## What you are asked to do
Reproduce the material exactly, omitting nothing.

(Recorded data)
++++++++++
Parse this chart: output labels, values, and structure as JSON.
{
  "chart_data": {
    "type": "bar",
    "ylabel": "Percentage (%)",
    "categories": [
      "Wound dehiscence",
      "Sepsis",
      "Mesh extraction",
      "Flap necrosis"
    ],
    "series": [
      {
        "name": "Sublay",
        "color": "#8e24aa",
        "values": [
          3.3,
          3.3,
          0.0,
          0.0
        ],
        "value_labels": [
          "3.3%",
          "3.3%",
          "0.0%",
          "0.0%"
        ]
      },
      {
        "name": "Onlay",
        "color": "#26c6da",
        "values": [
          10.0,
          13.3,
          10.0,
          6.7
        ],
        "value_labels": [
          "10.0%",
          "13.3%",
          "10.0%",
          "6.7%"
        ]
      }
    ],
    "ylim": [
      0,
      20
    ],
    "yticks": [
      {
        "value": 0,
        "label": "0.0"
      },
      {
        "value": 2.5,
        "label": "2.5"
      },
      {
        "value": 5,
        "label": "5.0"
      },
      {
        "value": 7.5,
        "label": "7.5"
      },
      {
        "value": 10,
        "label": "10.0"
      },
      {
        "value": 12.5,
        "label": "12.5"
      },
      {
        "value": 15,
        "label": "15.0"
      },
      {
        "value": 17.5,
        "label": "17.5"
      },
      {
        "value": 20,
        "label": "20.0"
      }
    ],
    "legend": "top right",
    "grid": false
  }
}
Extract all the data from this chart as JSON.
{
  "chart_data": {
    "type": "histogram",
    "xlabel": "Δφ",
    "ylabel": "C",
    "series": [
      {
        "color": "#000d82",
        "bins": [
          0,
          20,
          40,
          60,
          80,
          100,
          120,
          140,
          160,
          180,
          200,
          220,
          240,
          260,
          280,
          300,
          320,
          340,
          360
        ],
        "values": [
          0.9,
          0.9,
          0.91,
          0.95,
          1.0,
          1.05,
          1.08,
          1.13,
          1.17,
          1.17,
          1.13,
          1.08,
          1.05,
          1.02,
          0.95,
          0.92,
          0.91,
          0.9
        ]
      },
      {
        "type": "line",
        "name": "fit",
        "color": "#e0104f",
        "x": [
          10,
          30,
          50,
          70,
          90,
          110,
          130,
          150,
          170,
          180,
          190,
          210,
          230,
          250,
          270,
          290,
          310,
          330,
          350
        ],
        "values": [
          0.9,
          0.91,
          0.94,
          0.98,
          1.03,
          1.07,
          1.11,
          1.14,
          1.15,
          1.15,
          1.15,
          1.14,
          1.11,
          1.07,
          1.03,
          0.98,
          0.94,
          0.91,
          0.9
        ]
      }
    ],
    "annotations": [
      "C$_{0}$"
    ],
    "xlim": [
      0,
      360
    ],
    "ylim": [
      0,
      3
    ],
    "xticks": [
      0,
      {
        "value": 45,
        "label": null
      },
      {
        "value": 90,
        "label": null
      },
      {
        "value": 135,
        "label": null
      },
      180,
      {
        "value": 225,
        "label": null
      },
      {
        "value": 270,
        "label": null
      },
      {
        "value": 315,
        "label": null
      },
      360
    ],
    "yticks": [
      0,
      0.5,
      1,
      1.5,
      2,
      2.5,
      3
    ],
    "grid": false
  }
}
++++++++++
## Output
Parse this chart: output labels, values, and structure as JSON.
{
  "chart_data": {
    "type": "bar",
    "ylabel": "Percentage (%)",
    "categories": [
      "Wound dehiscence",
      "Sepsis",
      "Mesh extraction",
      "Flap necrosis"
    ],
    "series": [
      {
        "name": "Sublay",
        "color": "#8e24aa",
        "values": [
          3.3,
          3.3,
          0.0,
          0.0
        ],
        "value_labels": [
          "3.3%",
          "3.3%",
          "0.0%",
          "0.0%"
        ]
      },
      {
        "name": "Onlay",
        "color": "#26c6da",
        "values": [
          10.0,
          13.3,
          10.0,
          6.7
        ],
        "value_labels": [
          "10.0%",
          "13.3%",
          "10.0%",
          "6.7%"
        ]
      }
    ],
    "ylim": [
      0,
      20
    ],
    "yticks": [
      {
        "value": 0,
        "label": "0.0"
      },
      {
        "value": 2.5,
        "label": "2.5"
      },
      {
        "value": 5,
        "label": "5.0"
      },
      {
        "value": 7.5,
        "label": "7.5"
      },
      {
        "value": 10,
        "label": "10.0"
      },
      {
        "value": 12.5,
        "label": "12.5"
      },
      {
        "value": 15,
        "label": "15.0"
      },
      {
        "value": 17.5,
        "label": "17.5"
      },
      {
        "value": 20,
        "label": "20.0"
      }
    ],
    "legend": "top right",
    "grid": false
  }
}
Extract all the data from this chart as JSON.
{
  "chart_data": {
    "type": "histogram",
    "xlabel": "Δφ",
    "ylabel": "C",
    "series": [
      {
        "color": "#000d82",
        "bins": [
          0,
          20,
          40,
          60,
          80,
          100,
          120,
          140,
          160,
          180,
          200,
          220,
          240,
          260,
          280,
          300,
          320,
          340,
          360
        ],
        "values": [
          0.9,
          0.9,
          0.91,
          0.95,
          1.0,
          1.05,
          1.08,
          1.13,
          1.17,
          1.17,
          1.13,
          1.08,
          1.05,
          1.02,
          0.95,
          0.92,
          0.91,
          0.9
        ]
      },
      {
        "type": "line",
        "name": "fit",
        "color": "#e0104f",
        "x": [
          10,
          30,
          50,
          70,
          90,
          110,
          130,
          150,
          170,
          180,
          190,
          210,
          230,
          250,
          270,
          290,
          310,
          330,
          350
        ],
        "values": [
          0.9,
          0.91,
          0.94,
          0.98,
          1.03,
          1.07,
          1.11,
          1.14,
          1.15,
          1.15,
          1.15,
          1.14,
          1.11,
          1.07,
          1.03,
          0.98,
          0.94,
          0.91,
          0.9
        ]
      }
    ],
    "annotations": [
      "C$_{0}$"
    ],
    "xlim": [
      0,
      360
    ],
    "ylim": [
      0,
      3
    ],
    "xticks": [
      0,
      {
        "value": 45,
        "label": null
      },
      {
        "value": 90,
        "label": null
      },
      {
        "value": 135,
        "label": null
      },
      180,
      {
        "value": 225,
        "label": null
      },
      {
        "value": 270,
        "label": null
      },
      {
        "value": 315,
        "label": null
      },
      360
    ],
    "yticks": [
      0,
      0.5,
      1,
      1.5,
      2,
      2.5,
      3
    ],
    "grid": false
  }
}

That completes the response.